-- START OF Supplied material --

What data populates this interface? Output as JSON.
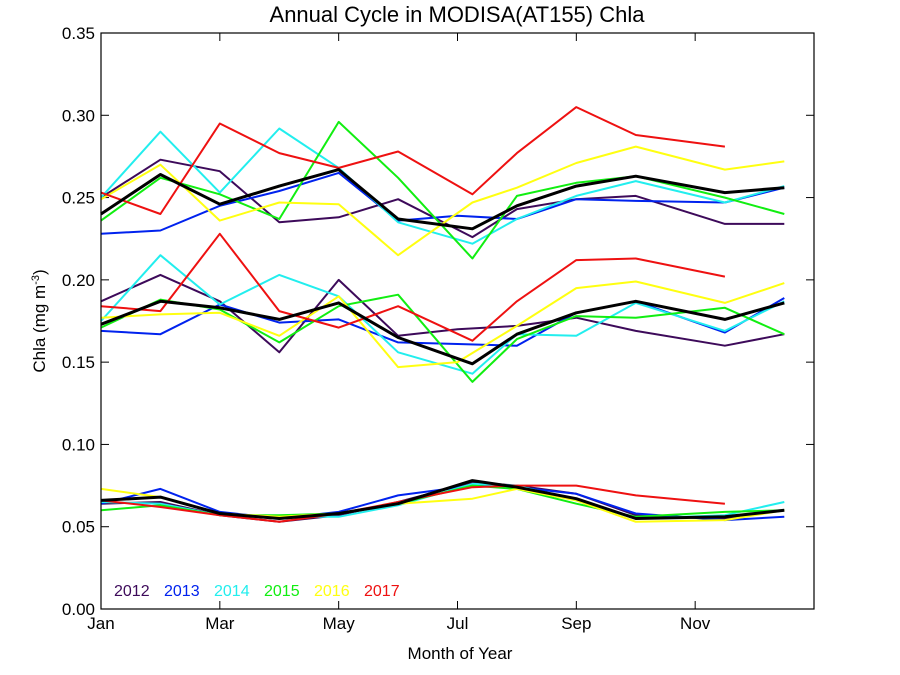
{
  "chart_data": {
    "type": "line",
    "title": "Annual Cycle in MODISA(AT155) Chla",
    "xlabel": "Month of Year",
    "ylabel_main": "Chla (mg m",
    "ylabel_sup": "-3",
    "ylabel_close": ")",
    "xlim": [
      0,
      12
    ],
    "ylim": [
      0.0,
      0.35
    ],
    "x_ticks": [
      {
        "value": 0,
        "label": "Jan"
      },
      {
        "value": 2,
        "label": "Mar"
      },
      {
        "value": 4,
        "label": "May"
      },
      {
        "value": 6,
        "label": "Jul"
      },
      {
        "value": 8,
        "label": "Sep"
      },
      {
        "value": 10,
        "label": "Nov"
      }
    ],
    "y_ticks": [
      {
        "value": 0.0,
        "label": "0.00"
      },
      {
        "value": 0.05,
        "label": "0.05"
      },
      {
        "value": 0.1,
        "label": "0.10"
      },
      {
        "value": 0.15,
        "label": "0.15"
      },
      {
        "value": 0.2,
        "label": "0.20"
      },
      {
        "value": 0.25,
        "label": "0.25"
      },
      {
        "value": 0.3,
        "label": "0.30"
      },
      {
        "value": 0.35,
        "label": "0.35"
      }
    ],
    "grid": false,
    "legend": {
      "placement": "bottom-left"
    },
    "series": [
      {
        "name": "2012",
        "color": "#3d0a5a",
        "upper": [
          [
            0,
            0.25
          ],
          [
            1,
            0.273
          ],
          [
            2,
            0.266
          ],
          [
            3,
            0.235
          ],
          [
            4,
            0.238
          ],
          [
            5,
            0.249
          ],
          [
            6.25,
            0.226
          ],
          [
            7,
            0.243
          ],
          [
            8,
            0.249
          ],
          [
            9,
            0.251
          ],
          [
            10.5,
            0.234
          ],
          [
            11.5,
            0.234
          ]
        ],
        "middle": [
          [
            0,
            0.187
          ],
          [
            1,
            0.203
          ],
          [
            2,
            0.187
          ],
          [
            3,
            0.156
          ],
          [
            4,
            0.2
          ],
          [
            5,
            0.166
          ],
          [
            6,
            0.17
          ],
          [
            7,
            0.172
          ],
          [
            8,
            0.177
          ],
          [
            9,
            0.169
          ],
          [
            10.5,
            0.16
          ],
          [
            11.5,
            0.167
          ]
        ],
        "lower": [
          [
            0,
            0.064
          ],
          [
            1,
            0.065
          ],
          [
            2,
            0.057
          ],
          [
            3,
            0.053
          ],
          [
            4,
            0.057
          ],
          [
            5,
            0.065
          ],
          [
            6.25,
            0.077
          ],
          [
            7,
            0.075
          ],
          [
            8,
            0.07
          ],
          [
            9,
            0.057
          ],
          [
            10.5,
            0.055
          ],
          [
            11.5,
            0.06
          ]
        ]
      },
      {
        "name": "2013",
        "color": "#0022ee",
        "upper": [
          [
            0,
            0.228
          ],
          [
            1,
            0.23
          ],
          [
            2,
            0.245
          ],
          [
            3,
            0.254
          ],
          [
            4,
            0.265
          ],
          [
            5,
            0.236
          ],
          [
            6,
            0.239
          ],
          [
            7,
            0.237
          ],
          [
            8,
            0.249
          ],
          [
            9,
            0.248
          ],
          [
            10.5,
            0.247
          ],
          [
            11.5,
            0.256
          ]
        ],
        "middle": [
          [
            0,
            0.169
          ],
          [
            1,
            0.167
          ],
          [
            2,
            0.185
          ],
          [
            3,
            0.174
          ],
          [
            4,
            0.176
          ],
          [
            5,
            0.162
          ],
          [
            6,
            0.161
          ],
          [
            7,
            0.16
          ],
          [
            8,
            0.18
          ],
          [
            9,
            0.187
          ],
          [
            10.5,
            0.168
          ],
          [
            11.5,
            0.189
          ]
        ],
        "lower": [
          [
            0,
            0.064
          ],
          [
            1,
            0.073
          ],
          [
            2,
            0.059
          ],
          [
            3,
            0.055
          ],
          [
            4,
            0.059
          ],
          [
            5,
            0.069
          ],
          [
            6.25,
            0.075
          ],
          [
            7,
            0.074
          ],
          [
            8,
            0.07
          ],
          [
            9,
            0.058
          ],
          [
            10.5,
            0.054
          ],
          [
            11.5,
            0.056
          ]
        ]
      },
      {
        "name": "2014",
        "color": "#22eeee",
        "upper": [
          [
            0,
            0.25
          ],
          [
            1,
            0.29
          ],
          [
            2,
            0.253
          ],
          [
            3,
            0.292
          ],
          [
            4,
            0.268
          ],
          [
            5,
            0.235
          ],
          [
            6.25,
            0.222
          ],
          [
            7,
            0.237
          ],
          [
            8,
            0.251
          ],
          [
            9,
            0.26
          ],
          [
            10.5,
            0.247
          ],
          [
            11.5,
            0.257
          ]
        ],
        "middle": [
          [
            0,
            0.175
          ],
          [
            1,
            0.215
          ],
          [
            2,
            0.185
          ],
          [
            3,
            0.203
          ],
          [
            4,
            0.19
          ],
          [
            5,
            0.156
          ],
          [
            6.25,
            0.143
          ],
          [
            7,
            0.167
          ],
          [
            8,
            0.166
          ],
          [
            9,
            0.186
          ],
          [
            10.5,
            0.169
          ],
          [
            11.5,
            0.187
          ]
        ],
        "lower": [
          [
            0,
            0.065
          ],
          [
            1,
            0.064
          ],
          [
            2,
            0.057
          ],
          [
            3,
            0.056
          ],
          [
            4,
            0.056
          ],
          [
            5,
            0.063
          ],
          [
            6.25,
            0.076
          ],
          [
            7,
            0.075
          ],
          [
            8,
            0.066
          ],
          [
            9,
            0.055
          ],
          [
            10.5,
            0.057
          ],
          [
            11.5,
            0.065
          ]
        ]
      },
      {
        "name": "2015",
        "color": "#11ee11",
        "upper": [
          [
            0,
            0.236
          ],
          [
            1,
            0.262
          ],
          [
            2,
            0.252
          ],
          [
            3,
            0.237
          ],
          [
            4,
            0.296
          ],
          [
            5,
            0.262
          ],
          [
            6.25,
            0.213
          ],
          [
            7,
            0.251
          ],
          [
            8,
            0.259
          ],
          [
            9,
            0.263
          ],
          [
            10.5,
            0.25
          ],
          [
            11.5,
            0.24
          ]
        ],
        "middle": [
          [
            0,
            0.171
          ],
          [
            1,
            0.188
          ],
          [
            2,
            0.182
          ],
          [
            3,
            0.162
          ],
          [
            4,
            0.184
          ],
          [
            5,
            0.191
          ],
          [
            6.25,
            0.138
          ],
          [
            7,
            0.164
          ],
          [
            8,
            0.178
          ],
          [
            9,
            0.177
          ],
          [
            10.5,
            0.183
          ],
          [
            11.5,
            0.167
          ]
        ],
        "lower": [
          [
            0,
            0.06
          ],
          [
            1,
            0.063
          ],
          [
            2,
            0.057
          ],
          [
            3,
            0.057
          ],
          [
            4,
            0.058
          ],
          [
            5,
            0.064
          ],
          [
            6.25,
            0.075
          ],
          [
            7,
            0.073
          ],
          [
            8,
            0.064
          ],
          [
            9,
            0.056
          ],
          [
            10.5,
            0.059
          ],
          [
            11.5,
            0.06
          ]
        ]
      },
      {
        "name": "2016",
        "color": "#ffff11",
        "upper": [
          [
            0,
            0.249
          ],
          [
            1,
            0.27
          ],
          [
            2,
            0.236
          ],
          [
            3,
            0.247
          ],
          [
            4,
            0.246
          ],
          [
            5,
            0.215
          ],
          [
            6.25,
            0.247
          ],
          [
            7,
            0.256
          ],
          [
            8,
            0.271
          ],
          [
            9,
            0.281
          ],
          [
            10.5,
            0.267
          ],
          [
            11.5,
            0.272
          ]
        ],
        "middle": [
          [
            0,
            0.177
          ],
          [
            1,
            0.179
          ],
          [
            2,
            0.18
          ],
          [
            3,
            0.166
          ],
          [
            4,
            0.19
          ],
          [
            5,
            0.147
          ],
          [
            6,
            0.15
          ],
          [
            7,
            0.172
          ],
          [
            8,
            0.195
          ],
          [
            9,
            0.199
          ],
          [
            10.5,
            0.186
          ],
          [
            11.5,
            0.198
          ]
        ],
        "lower": [
          [
            0,
            0.073
          ],
          [
            1,
            0.068
          ],
          [
            2,
            0.058
          ],
          [
            3,
            0.056
          ],
          [
            4,
            0.058
          ],
          [
            5,
            0.064
          ],
          [
            6.25,
            0.067
          ],
          [
            7,
            0.073
          ],
          [
            8,
            0.066
          ],
          [
            9,
            0.053
          ],
          [
            10.5,
            0.054
          ],
          [
            11.5,
            0.06
          ]
        ]
      },
      {
        "name": "2017",
        "color": "#ee1111",
        "upper": [
          [
            0,
            0.253
          ],
          [
            1,
            0.24
          ],
          [
            2,
            0.295
          ],
          [
            3,
            0.277
          ],
          [
            4,
            0.268
          ],
          [
            5,
            0.278
          ],
          [
            6.25,
            0.252
          ],
          [
            7,
            0.277
          ],
          [
            8,
            0.305
          ],
          [
            9,
            0.288
          ],
          [
            10.5,
            0.281
          ]
        ],
        "middle": [
          [
            0,
            0.184
          ],
          [
            1,
            0.181
          ],
          [
            2,
            0.228
          ],
          [
            3,
            0.181
          ],
          [
            4,
            0.171
          ],
          [
            5,
            0.184
          ],
          [
            6.25,
            0.163
          ],
          [
            7,
            0.187
          ],
          [
            8,
            0.212
          ],
          [
            9,
            0.213
          ],
          [
            10.5,
            0.202
          ]
        ],
        "lower": [
          [
            0,
            0.066
          ],
          [
            1,
            0.062
          ],
          [
            2,
            0.057
          ],
          [
            3,
            0.053
          ],
          [
            4,
            0.058
          ],
          [
            5,
            0.065
          ],
          [
            6.25,
            0.074
          ],
          [
            7,
            0.075
          ],
          [
            8,
            0.075
          ],
          [
            9,
            0.069
          ],
          [
            10.5,
            0.064
          ]
        ]
      },
      {
        "name": "",
        "color": "#000000",
        "mean": true,
        "upper": [
          [
            0,
            0.24
          ],
          [
            1,
            0.264
          ],
          [
            2,
            0.246
          ],
          [
            3,
            0.257
          ],
          [
            4,
            0.267
          ],
          [
            5,
            0.237
          ],
          [
            6.25,
            0.231
          ],
          [
            7,
            0.245
          ],
          [
            8,
            0.257
          ],
          [
            9,
            0.263
          ],
          [
            10.5,
            0.253
          ],
          [
            11.5,
            0.256
          ]
        ],
        "middle": [
          [
            0,
            0.173
          ],
          [
            1,
            0.187
          ],
          [
            2,
            0.183
          ],
          [
            3,
            0.176
          ],
          [
            4,
            0.186
          ],
          [
            5,
            0.165
          ],
          [
            6.25,
            0.149
          ],
          [
            7,
            0.167
          ],
          [
            8,
            0.18
          ],
          [
            9,
            0.187
          ],
          [
            10.5,
            0.176
          ],
          [
            11.5,
            0.186
          ]
        ],
        "lower": [
          [
            0,
            0.066
          ],
          [
            1,
            0.068
          ],
          [
            2,
            0.058
          ],
          [
            3,
            0.055
          ],
          [
            4,
            0.058
          ],
          [
            5,
            0.064
          ],
          [
            6.25,
            0.078
          ],
          [
            7,
            0.074
          ],
          [
            8,
            0.067
          ],
          [
            9,
            0.055
          ],
          [
            10.5,
            0.056
          ],
          [
            11.5,
            0.06
          ]
        ]
      }
    ]
  }
}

-- END OF Supplied material --

Each line containing the word "name" counts once; say how many such lines there are, giving only the number.

7